*Job*
Search the listing below for "name". Copy each matching line.

*Records to use*

## start

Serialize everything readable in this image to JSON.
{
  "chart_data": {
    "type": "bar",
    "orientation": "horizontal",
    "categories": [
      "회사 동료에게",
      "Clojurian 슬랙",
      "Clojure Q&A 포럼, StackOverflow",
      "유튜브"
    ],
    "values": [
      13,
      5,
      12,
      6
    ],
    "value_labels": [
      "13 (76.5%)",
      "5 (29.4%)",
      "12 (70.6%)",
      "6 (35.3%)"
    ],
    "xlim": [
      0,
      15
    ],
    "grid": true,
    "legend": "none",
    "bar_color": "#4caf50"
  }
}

## end
## start

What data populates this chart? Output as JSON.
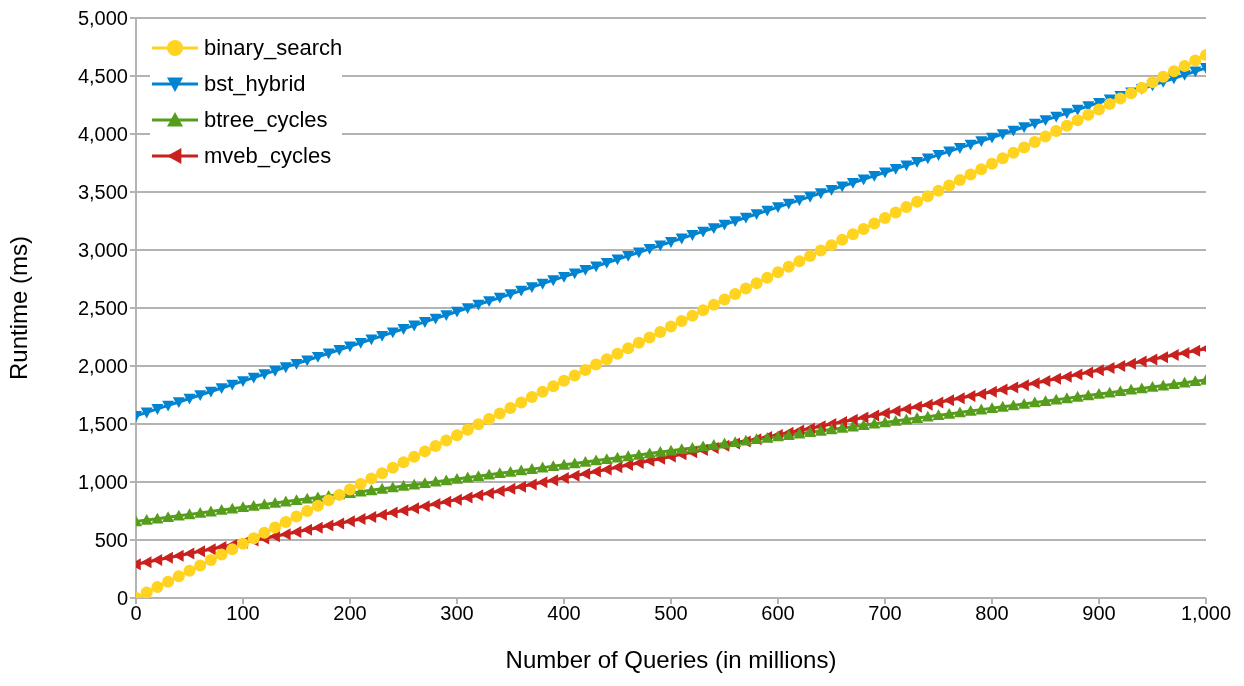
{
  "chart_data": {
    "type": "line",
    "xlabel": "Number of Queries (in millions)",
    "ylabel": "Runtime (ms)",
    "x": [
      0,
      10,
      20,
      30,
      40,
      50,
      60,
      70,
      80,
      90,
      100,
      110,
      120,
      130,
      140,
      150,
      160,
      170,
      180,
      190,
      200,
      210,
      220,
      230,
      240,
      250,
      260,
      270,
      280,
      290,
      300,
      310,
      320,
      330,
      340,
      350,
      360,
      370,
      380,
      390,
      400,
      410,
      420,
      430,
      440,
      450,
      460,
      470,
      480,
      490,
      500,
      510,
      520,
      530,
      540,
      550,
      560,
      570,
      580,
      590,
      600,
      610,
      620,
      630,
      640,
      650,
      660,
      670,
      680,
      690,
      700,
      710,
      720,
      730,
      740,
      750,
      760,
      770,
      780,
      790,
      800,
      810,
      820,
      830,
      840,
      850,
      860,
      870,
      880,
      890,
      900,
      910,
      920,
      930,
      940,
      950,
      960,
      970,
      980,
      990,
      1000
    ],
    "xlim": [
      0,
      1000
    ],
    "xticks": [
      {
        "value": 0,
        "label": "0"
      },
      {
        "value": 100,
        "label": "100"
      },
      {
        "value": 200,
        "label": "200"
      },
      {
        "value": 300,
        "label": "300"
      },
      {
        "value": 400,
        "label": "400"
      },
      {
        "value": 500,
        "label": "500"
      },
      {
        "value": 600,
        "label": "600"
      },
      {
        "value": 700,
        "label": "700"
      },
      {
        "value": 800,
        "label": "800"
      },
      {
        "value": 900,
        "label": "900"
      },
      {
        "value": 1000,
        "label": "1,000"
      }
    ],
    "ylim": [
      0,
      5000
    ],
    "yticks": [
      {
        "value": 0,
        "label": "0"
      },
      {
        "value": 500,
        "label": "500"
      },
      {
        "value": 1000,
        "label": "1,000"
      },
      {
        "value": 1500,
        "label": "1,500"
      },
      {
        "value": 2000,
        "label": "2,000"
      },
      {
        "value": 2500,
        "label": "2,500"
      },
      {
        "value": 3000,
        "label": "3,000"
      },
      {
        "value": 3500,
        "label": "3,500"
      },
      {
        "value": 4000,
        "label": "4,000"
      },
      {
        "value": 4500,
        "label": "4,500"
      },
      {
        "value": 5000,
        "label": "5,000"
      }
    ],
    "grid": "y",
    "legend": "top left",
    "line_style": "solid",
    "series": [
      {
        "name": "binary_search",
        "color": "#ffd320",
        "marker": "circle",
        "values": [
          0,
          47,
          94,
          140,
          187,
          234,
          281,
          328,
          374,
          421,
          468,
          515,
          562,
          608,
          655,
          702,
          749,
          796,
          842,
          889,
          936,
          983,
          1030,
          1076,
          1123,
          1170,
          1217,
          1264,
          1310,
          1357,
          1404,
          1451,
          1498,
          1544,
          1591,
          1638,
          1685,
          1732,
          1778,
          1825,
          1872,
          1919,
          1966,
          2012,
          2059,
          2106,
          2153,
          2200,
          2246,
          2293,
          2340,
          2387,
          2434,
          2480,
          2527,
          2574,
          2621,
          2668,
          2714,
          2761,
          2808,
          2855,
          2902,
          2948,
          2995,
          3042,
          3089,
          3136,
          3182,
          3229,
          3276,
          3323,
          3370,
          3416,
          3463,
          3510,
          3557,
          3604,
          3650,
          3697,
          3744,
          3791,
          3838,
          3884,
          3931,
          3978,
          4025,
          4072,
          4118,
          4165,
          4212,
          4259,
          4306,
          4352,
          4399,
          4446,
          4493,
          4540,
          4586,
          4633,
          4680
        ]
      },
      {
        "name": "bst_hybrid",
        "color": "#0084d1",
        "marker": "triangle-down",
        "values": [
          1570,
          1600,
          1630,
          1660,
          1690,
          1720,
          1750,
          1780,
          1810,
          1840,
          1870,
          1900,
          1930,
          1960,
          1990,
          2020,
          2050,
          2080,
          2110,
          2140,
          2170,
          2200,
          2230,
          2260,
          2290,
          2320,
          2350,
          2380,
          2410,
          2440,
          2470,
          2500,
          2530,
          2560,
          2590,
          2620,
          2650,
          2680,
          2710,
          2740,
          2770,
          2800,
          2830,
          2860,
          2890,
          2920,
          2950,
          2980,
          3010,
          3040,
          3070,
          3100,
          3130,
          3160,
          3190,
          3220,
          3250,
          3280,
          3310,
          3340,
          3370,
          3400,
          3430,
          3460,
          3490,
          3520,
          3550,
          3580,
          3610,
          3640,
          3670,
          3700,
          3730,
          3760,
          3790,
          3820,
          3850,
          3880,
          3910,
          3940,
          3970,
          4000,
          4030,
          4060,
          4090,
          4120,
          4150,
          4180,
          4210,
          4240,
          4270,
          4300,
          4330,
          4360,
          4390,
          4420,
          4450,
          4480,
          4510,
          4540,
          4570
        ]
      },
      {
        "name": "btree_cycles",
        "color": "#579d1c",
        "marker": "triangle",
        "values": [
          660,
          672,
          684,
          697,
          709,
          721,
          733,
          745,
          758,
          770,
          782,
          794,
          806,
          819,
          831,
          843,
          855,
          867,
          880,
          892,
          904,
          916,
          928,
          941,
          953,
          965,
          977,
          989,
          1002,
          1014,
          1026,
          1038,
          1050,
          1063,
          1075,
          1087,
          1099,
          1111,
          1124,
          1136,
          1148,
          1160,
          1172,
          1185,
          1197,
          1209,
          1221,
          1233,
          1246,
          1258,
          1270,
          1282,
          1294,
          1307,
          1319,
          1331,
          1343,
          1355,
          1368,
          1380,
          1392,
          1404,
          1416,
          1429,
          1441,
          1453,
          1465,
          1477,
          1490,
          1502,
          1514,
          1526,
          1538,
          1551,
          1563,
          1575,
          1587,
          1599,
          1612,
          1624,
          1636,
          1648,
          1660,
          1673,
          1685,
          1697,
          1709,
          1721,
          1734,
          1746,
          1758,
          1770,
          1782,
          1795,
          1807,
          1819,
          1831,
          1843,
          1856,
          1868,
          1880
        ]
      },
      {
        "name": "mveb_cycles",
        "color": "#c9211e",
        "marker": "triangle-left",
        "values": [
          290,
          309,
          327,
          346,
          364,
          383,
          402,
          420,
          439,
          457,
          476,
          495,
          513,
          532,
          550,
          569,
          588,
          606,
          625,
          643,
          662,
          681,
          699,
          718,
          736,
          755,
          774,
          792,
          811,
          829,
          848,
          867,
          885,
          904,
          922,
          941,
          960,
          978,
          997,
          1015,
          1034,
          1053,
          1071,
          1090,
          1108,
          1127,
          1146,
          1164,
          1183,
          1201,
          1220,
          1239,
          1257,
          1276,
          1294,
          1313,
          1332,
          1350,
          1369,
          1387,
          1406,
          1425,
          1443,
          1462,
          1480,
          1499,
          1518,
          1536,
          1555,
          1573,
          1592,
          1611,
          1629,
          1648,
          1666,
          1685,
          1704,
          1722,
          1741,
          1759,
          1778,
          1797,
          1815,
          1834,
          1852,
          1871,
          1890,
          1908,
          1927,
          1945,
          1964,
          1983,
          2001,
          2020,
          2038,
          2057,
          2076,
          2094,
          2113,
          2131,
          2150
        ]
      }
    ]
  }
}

## end

*The solution*
        "name": "binary_search",
        "name": "bst_hybrid",
        "name": "btree_cycles",
        "name": "mveb_cycles",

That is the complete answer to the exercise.